- Written task
Each line that holds the word "green" is to be identified and copied.

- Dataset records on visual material

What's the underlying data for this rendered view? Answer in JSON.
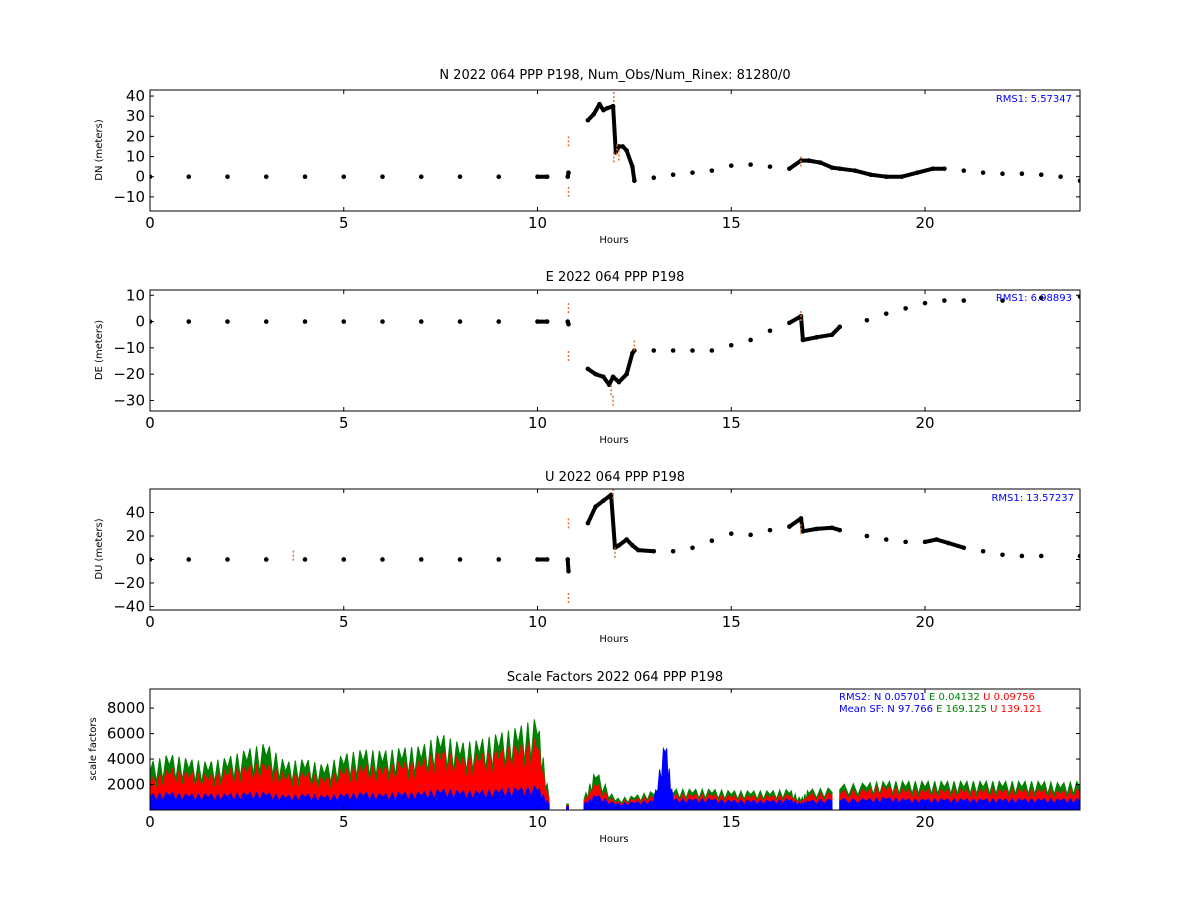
{
  "colors": {
    "black": "#000000",
    "orange": "#e07030",
    "blue": "#0000ff",
    "green": "#008000",
    "red": "#ff0000"
  },
  "chart_data": [
    {
      "type": "scatter",
      "title": "N 2022 064 PPP  P198, Num_Obs/Num_Rinex: 81280/0",
      "xlabel": "Hours",
      "ylabel": "DN (meters)",
      "xlim": [
        0,
        24
      ],
      "ylim": [
        -17,
        43
      ],
      "xticks": [
        "0",
        "5",
        "10",
        "15",
        "20"
      ],
      "yticks": [
        "40",
        "30",
        "20",
        "10",
        "0",
        "−10"
      ],
      "rms_text": "RMS1:  5.57347",
      "series": [
        {
          "color": "black",
          "x": [
            0,
            1,
            2,
            3,
            4,
            5,
            6,
            7,
            8,
            9,
            10,
            10.25,
            10.78,
            10.8,
            11.3,
            11.45,
            11.6,
            11.7,
            11.8,
            11.95,
            12.02,
            12.1,
            12.2,
            12.3,
            12.45,
            12.5,
            13,
            13.5,
            14,
            14.5,
            15,
            15.5,
            16,
            16.5,
            16.8,
            17,
            17.3,
            17.6,
            17.8,
            18.2,
            18.6,
            19,
            19.4,
            19.8,
            20.2,
            20.5,
            21,
            21.5,
            22,
            22.5,
            23,
            23.5,
            24
          ],
          "y": [
            0,
            0,
            0,
            0,
            0,
            0,
            0,
            0,
            0,
            0,
            0,
            0,
            0,
            2,
            28,
            31,
            36,
            33,
            34,
            35,
            12,
            15,
            15,
            13,
            5,
            -2,
            -0.5,
            1,
            2,
            3,
            5.5,
            6,
            5,
            4,
            8,
            8,
            7,
            4.5,
            4,
            3,
            1,
            0,
            0,
            2,
            4,
            4,
            3,
            2,
            1.5,
            1.5,
            1,
            0,
            -2
          ]
        },
        {
          "color": "orange",
          "x": [
            10.8,
            10.8,
            11.97,
            11.97,
            12.05,
            12.1,
            16.8
          ],
          "y": [
            20,
            -10,
            42,
            12,
            16,
            13,
            10
          ]
        }
      ]
    },
    {
      "type": "scatter",
      "title": "E 2022 064 PPP  P198",
      "xlabel": "Hours",
      "ylabel": "DE (meters)",
      "xlim": [
        0,
        24
      ],
      "ylim": [
        -34,
        12
      ],
      "xticks": [
        "0",
        "5",
        "10",
        "15",
        "20"
      ],
      "yticks": [
        "10",
        "0",
        "−10",
        "−20",
        "−30"
      ],
      "rms_text": "RMS1:  6.98893",
      "series": [
        {
          "color": "black",
          "x": [
            0,
            1,
            2,
            3,
            4,
            5,
            6,
            7,
            8,
            9,
            10,
            10.25,
            10.78,
            10.8,
            11.3,
            11.5,
            11.7,
            11.85,
            11.95,
            12.1,
            12.3,
            12.45,
            12.5,
            13,
            13.5,
            14,
            14.5,
            15,
            15.5,
            16,
            16.5,
            16.8,
            16.85,
            17.2,
            17.6,
            17.8,
            18.5,
            19,
            19.5,
            20,
            20.5,
            21,
            22,
            23,
            24
          ],
          "y": [
            0,
            0,
            0,
            0,
            0,
            0,
            0,
            0,
            0,
            0,
            0,
            0,
            0,
            -1,
            -18,
            -20,
            -21,
            -24,
            -21,
            -23,
            -20,
            -12,
            -11,
            -11,
            -11,
            -11,
            -11,
            -9,
            -7,
            -3.5,
            -0.5,
            2,
            -7,
            -6,
            -5,
            -2,
            0.5,
            3,
            5,
            7,
            8,
            8,
            8,
            9,
            9.5
          ]
        },
        {
          "color": "orange",
          "x": [
            10.8,
            10.8,
            11.9,
            11.95,
            12.5,
            16.8
          ],
          "y": [
            7,
            -15,
            -28,
            -32,
            -11,
            4
          ]
        }
      ]
    },
    {
      "type": "scatter",
      "title": "U 2022 064 PPP  P198",
      "xlabel": "Hours",
      "ylabel": "DU (meters)",
      "xlim": [
        0,
        24
      ],
      "ylim": [
        -43,
        60
      ],
      "xticks": [
        "0",
        "5",
        "10",
        "15",
        "20"
      ],
      "yticks": [
        "40",
        "20",
        "0",
        "−20",
        "−40"
      ],
      "rms_text": "RMS1: 13.57237",
      "series": [
        {
          "color": "black",
          "x": [
            0,
            1,
            2,
            3,
            4,
            5,
            6,
            7,
            8,
            9,
            10,
            10.25,
            10.78,
            10.8,
            11.3,
            11.5,
            11.7,
            11.9,
            12.0,
            12.1,
            12.3,
            12.45,
            12.6,
            13,
            13.5,
            14,
            14.5,
            15,
            15.5,
            16,
            16.5,
            16.8,
            16.85,
            17.2,
            17.6,
            17.8,
            18.5,
            19,
            19.5,
            20,
            20.3,
            20.6,
            21,
            21.5,
            22,
            22.5,
            23,
            24
          ],
          "y": [
            0,
            0,
            0,
            0,
            0,
            0,
            0,
            0,
            0,
            0,
            0,
            0,
            0,
            -10,
            31,
            45,
            50,
            55,
            10,
            12,
            17,
            12,
            8,
            7,
            7,
            10,
            16,
            22,
            21,
            25,
            28,
            35,
            24,
            26,
            27,
            25,
            20,
            17,
            15,
            15,
            17,
            14,
            10,
            7,
            4,
            3,
            3,
            3
          ]
        },
        {
          "color": "orange",
          "x": [
            10.8,
            10.8,
            11.95,
            12.0,
            16.8,
            3.7
          ],
          "y": [
            35,
            -37,
            60,
            10,
            30,
            -1
          ]
        }
      ]
    },
    {
      "type": "scatter",
      "title": "Scale Factors 2022 064 PPP  P198",
      "xlabel": "Hours",
      "ylabel": "scale factors",
      "xlim": [
        0,
        24
      ],
      "ylim": [
        0,
        9500
      ],
      "xticks": [
        "0",
        "5",
        "10",
        "15",
        "20"
      ],
      "yticks": [
        "8000",
        "6000",
        "4000",
        "2000"
      ],
      "legend_lines": [
        [
          {
            "text": "RMS2: N  0.05701",
            "color": "blue"
          },
          {
            "text": "E  0.04132",
            "color": "green"
          },
          {
            "text": "U  0.09756",
            "color": "red"
          }
        ],
        [
          {
            "text": "Mean SF: N  97.766",
            "color": "blue"
          },
          {
            "text": "E 169.125",
            "color": "green"
          },
          {
            "text": "U  139.121",
            "color": "red"
          }
        ]
      ],
      "series": [
        {
          "color": "green",
          "x": [
            0,
            0.5,
            1,
            1.5,
            2,
            2.5,
            3,
            3.5,
            4,
            4.5,
            5,
            5.5,
            6,
            6.5,
            7,
            7.5,
            8,
            8.5,
            9,
            9.5,
            10,
            10.3,
            null,
            10.75,
            10.8,
            null,
            11.2,
            11.5,
            12,
            12.5,
            13,
            13.5,
            14,
            14.5,
            15,
            15.5,
            16,
            16.5,
            16.8,
            17,
            17.6,
            null,
            17.8,
            18.5,
            19,
            19.5,
            20,
            20.5,
            21,
            21.5,
            22,
            22.5,
            23,
            23.5,
            24
          ],
          "y": [
            3000,
            3500,
            3200,
            3000,
            3300,
            3800,
            4200,
            3000,
            3200,
            2800,
            3500,
            3800,
            3700,
            3900,
            4000,
            4800,
            4200,
            4400,
            4800,
            5200,
            5800,
            800,
            null,
            400,
            400,
            null,
            800,
            2500,
            700,
            900,
            1200,
            1300,
            1300,
            1300,
            1200,
            1200,
            1200,
            1300,
            700,
            1300,
            1400,
            null,
            1600,
            1700,
            1800,
            1800,
            1800,
            1800,
            1800,
            1800,
            1800,
            1800,
            1800,
            1700,
            1800
          ]
        },
        {
          "color": "red",
          "x": [
            0,
            0.5,
            1,
            1.5,
            2,
            2.5,
            3,
            3.5,
            4,
            4.5,
            5,
            5.5,
            6,
            6.5,
            7,
            7.5,
            8,
            8.5,
            9,
            9.5,
            10,
            10.3,
            null,
            10.75,
            10.8,
            null,
            11.2,
            11.5,
            12,
            12.5,
            13,
            13.5,
            14,
            14.5,
            15,
            15.5,
            16,
            16.5,
            16.8,
            17,
            17.6,
            null,
            17.8,
            18.5,
            19,
            19.5,
            20,
            20.5,
            21,
            21.5,
            22,
            22.5,
            23,
            23.5,
            24
          ],
          "y": [
            2000,
            2600,
            2400,
            2200,
            2500,
            2800,
            3000,
            2200,
            2400,
            2000,
            2600,
            2800,
            2700,
            3000,
            3100,
            3800,
            3300,
            3500,
            3800,
            4100,
            4500,
            600,
            null,
            300,
            300,
            null,
            600,
            1800,
            500,
            700,
            900,
            1000,
            1000,
            1000,
            900,
            900,
            900,
            1000,
            500,
            1000,
            1100,
            null,
            1200,
            1300,
            1500,
            1300,
            1300,
            1300,
            1300,
            1300,
            1300,
            1300,
            1300,
            1200,
            1300
          ]
        },
        {
          "color": "blue",
          "x": [
            0,
            0.5,
            1,
            1.5,
            2,
            2.5,
            3,
            3.5,
            4,
            4.5,
            5,
            5.5,
            6,
            6.5,
            7,
            7.5,
            8,
            8.5,
            9,
            9.5,
            10,
            10.3,
            null,
            10.75,
            10.8,
            null,
            11.2,
            11.5,
            12,
            12.5,
            13,
            13.3,
            13.5,
            14,
            14.5,
            15,
            15.5,
            16,
            16.5,
            16.8,
            17,
            17.6,
            null,
            17.8,
            18.5,
            19,
            19.5,
            20,
            20.5,
            21,
            21.5,
            22,
            22.5,
            23,
            23.5,
            24
          ],
          "y": [
            1000,
            1100,
            1000,
            1000,
            1000,
            1100,
            1100,
            900,
            1000,
            900,
            1000,
            1100,
            1000,
            1100,
            1100,
            1300,
            1200,
            1200,
            1300,
            1400,
            1500,
            400,
            null,
            200,
            200,
            null,
            400,
            1000,
            400,
            500,
            600,
            4500,
            700,
            700,
            700,
            600,
            600,
            600,
            700,
            400,
            600,
            700,
            null,
            700,
            700,
            800,
            700,
            700,
            700,
            700,
            700,
            700,
            700,
            700,
            700,
            700
          ]
        }
      ]
    }
  ]
}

- Result
    "green": "#008000",
            "color": "green"
            "color": "green"
          "color": "green",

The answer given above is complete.